DATA RECORDS
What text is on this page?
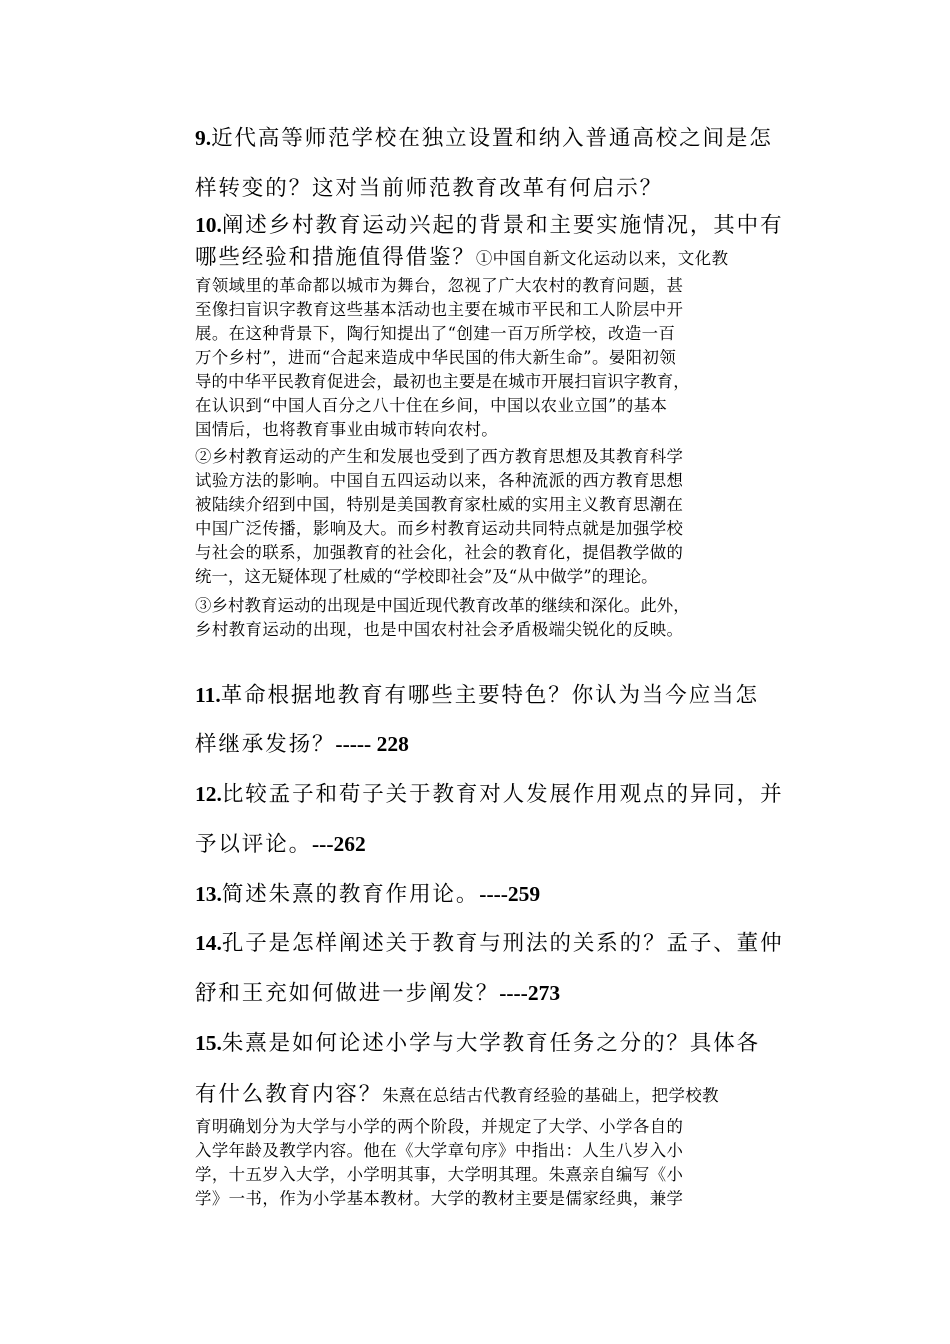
9.近代高等师范学校在独立设置和纳入普通高校之间是怎
样转变的？这对当前师范教育改革有何启示？
10.阐述乡村教育运动兴起的背景和主要实施情况，其中有
哪些经验和措施值得借鉴？①中国自新文化运动以来，文化教
育领域里的革命都以城市为舞台，忽视了广大农村的教育问题，甚
至像扫盲识字教育这些基本活动也主要在城市平民和工人阶层中开
展。在这种背景下，陶行知提出了“创建一百万所学校，改造一百
万个乡村”，进而“合起来造成中华民国的伟大新生命”。晏阳初领
导的中华平民教育促进会，最初也主要是在城市开展扫盲识字教育，
在认识到“中国人百分之八十住在乡间，中国以农业立国”的基本
国情后，也将教育事业由城市转向农村。
②乡村教育运动的产生和发展也受到了西方教育思想及其教育科学
试验方法的影响。中国自五四运动以来，各种流派的西方教育思想
被陆续介绍到中国，特别是美国教育家杜威的实用主义教育思潮在
中国广泛传播，影响及大。而乡村教育运动共同特点就是加强学校
与社会的联系，加强教育的社会化，社会的教育化，提倡教学做的
统一，这无疑体现了杜威的“学校即社会”及“从中做学”的理论。
③乡村教育运动的出现是中国近现代教育改革的继续和深化。此外，
乡村教育运动的出现，也是中国农村社会矛盾极端尖锐化的反映。
11.革命根据地教育有哪些主要特色？你认为当今应当怎
样继承发扬？----- 228
12.比较孟子和荀子关于教育对人发展作用观点的异同，并
予以评论。---262
13.简述朱熹的教育作用论。----259
14.孔子是怎样阐述关于教育与刑法的关系的？孟子、董仲
舒和王充如何做进一步阐发？----273
15.朱熹是如何论述小学与大学教育任务之分的？具体各
有什么教育内容？朱熹在总结古代教育经验的基础上，把学校教
育明确划分为大学与小学的两个阶段，并规定了大学、小学各自的
入学年龄及教学内容。他在《大学章句序》中指出：人生八岁入小
学，十五岁入大学，小学明其事，大学明其理。朱熹亲自编写《小
学》一书，作为小学基本教材。大学的教材主要是儒家经典，兼学
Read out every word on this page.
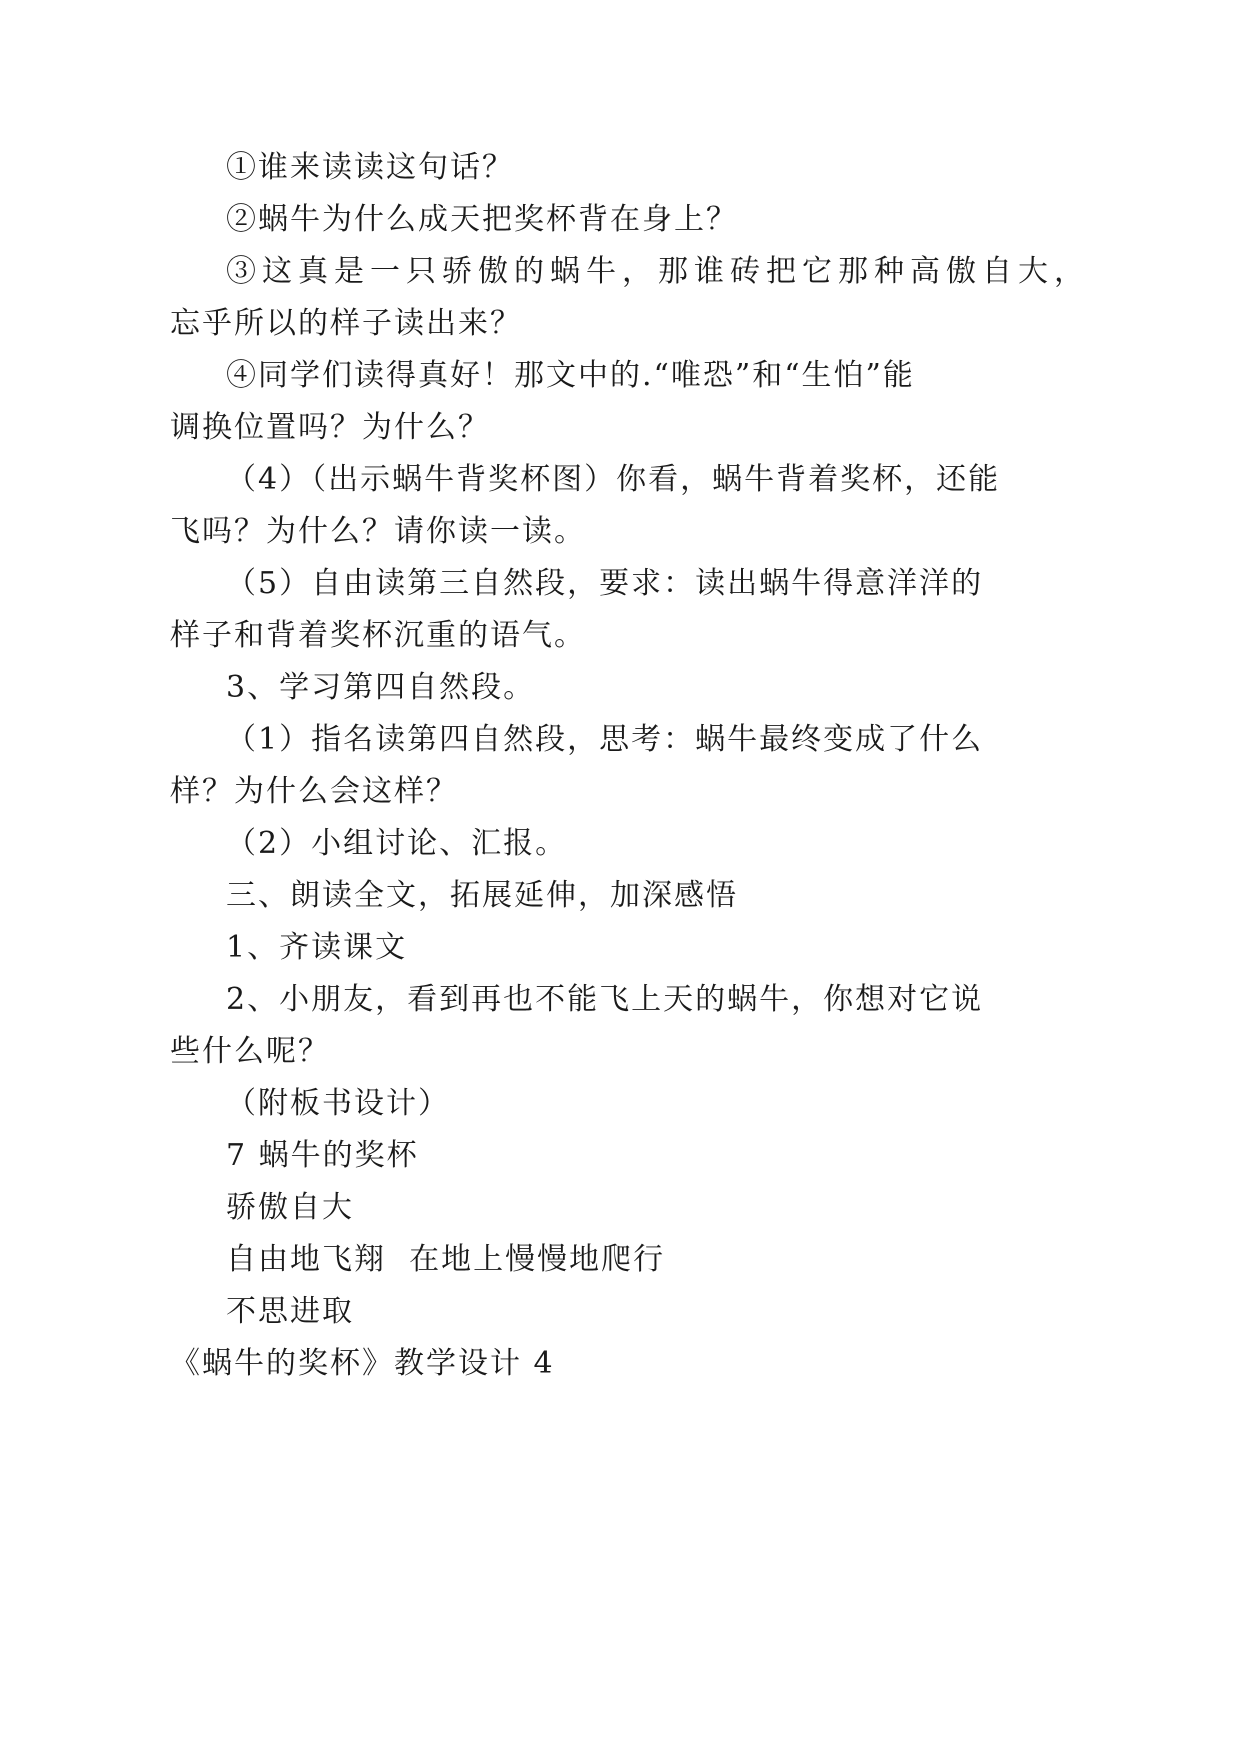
①谁来读读这句话？
②蜗牛为什么成天把奖杯背在身上？
③这真是一只骄傲的蜗牛，那谁砖把它那种高傲自大，
忘乎所以的样子读出来？
④同学们读得真好！那文中的.“唯恐”和“生怕”能
调换位置吗？为什么？
（4）（出示蜗牛背奖杯图）你看，蜗牛背着奖杯，还能
飞吗？为什么？请你读一读。
（5）自由读第三自然段，要求：读出蜗牛得意洋洋的
样子和背着奖杯沉重的语气。
3、学习第四自然段。
（1）指名读第四自然段，思考：蜗牛最终变成了什么
样？为什么会这样？
（2）小组讨论、汇报。
三、朗读全文，拓展延伸，加深感悟
1、齐读课文
2、小朋友，看到再也不能飞上天的蜗牛，你想对它说
些什么呢？
（附板书设计）
7 蜗牛的奖杯
骄傲自大
自由地飞翔  在地上慢慢地爬行
不思进取
《蜗牛的奖杯》教学设计 4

AIM OF THE EXERCISE
In your copy, repeat each record exactly and include no pictures.

PROBLEM SOLUTION
What text is on this page?
9.近代高等师范学校在独立设置和纳入普通高校之间是怎
样转变的？这对当前师范教育改革有何启示？
10.阐述乡村教育运动兴起的背景和主要实施情况，其中有
哪些经验和措施值得借鉴？①中国自新文化运动以来，文化教
育领域里的革命都以城市为舞台，忽视了广大农村的教育问题，甚
至像扫盲识字教育这些基本活动也主要在城市平民和工人阶层中开
展。在这种背景下，陶行知提出了“创建一百万所学校，改造一百
万个乡村”，进而“合起来造成中华民国的伟大新生命”。晏阳初领
导的中华平民教育促进会，最初也主要是在城市开展扫盲识字教育，
在认识到“中国人百分之八十住在乡间，中国以农业立国”的基本
国情后，也将教育事业由城市转向农村。
②乡村教育运动的产生和发展也受到了西方教育思想及其教育科学
试验方法的影响。中国自五四运动以来，各种流派的西方教育思想
被陆续介绍到中国，特别是美国教育家杜威的实用主义教育思潮在
中国广泛传播，影响及大。而乡村教育运动共同特点就是加强学校
与社会的联系，加强教育的社会化，社会的教育化，提倡教学做的
统一，这无疑体现了杜威的“学校即社会”及“从中做学”的理论。
③乡村教育运动的出现是中国近现代教育改革的继续和深化。此外，
乡村教育运动的出现，也是中国农村社会矛盾极端尖锐化的反映。
11.革命根据地教育有哪些主要特色？你认为当今应当怎
样继承发扬？----- 228
12.比较孟子和荀子关于教育对人发展作用观点的异同，并
予以评论。---262
13.简述朱熹的教育作用论。----259
14.孔子是怎样阐述关于教育与刑法的关系的？孟子、董仲
舒和王充如何做进一步阐发？----273
15.朱熹是如何论述小学与大学教育任务之分的？具体各
有什么教育内容？朱熹在总结古代教育经验的基础上，把学校教
育明确划分为大学与小学的两个阶段，并规定了大学、小学各自的
入学年龄及教学内容。他在《大学章句序》中指出：人生八岁入小
学，十五岁入大学，小学明其事，大学明其理。朱熹亲自编写《小
学》一书，作为小学基本教材。大学的教材主要是儒家经典，兼学
Read out every word on this page.
①谁来读读这句话？
②蜗牛为什么成天把奖杯背在身上？
③这真是一只骄傲的蜗牛，那谁砖把它那种高傲自大，
忘乎所以的样子读出来？
④同学们读得真好！那文中的.“唯恐”和“生怕”能
调换位置吗？为什么？
（4）（出示蜗牛背奖杯图）你看，蜗牛背着奖杯，还能
飞吗？为什么？请你读一读。
（5）自由读第三自然段，要求：读出蜗牛得意洋洋的
样子和背着奖杯沉重的语气。
3、学习第四自然段。
（1）指名读第四自然段，思考：蜗牛最终变成了什么
样？为什么会这样？
（2）小组讨论、汇报。
三、朗读全文，拓展延伸，加深感悟
1、齐读课文
2、小朋友，看到再也不能飞上天的蜗牛，你想对它说
些什么呢？
（附板书设计）
7 蜗牛的奖杯
骄傲自大
自由地飞翔  在地上慢慢地爬行
不思进取
《蜗牛的奖杯》教学设计 4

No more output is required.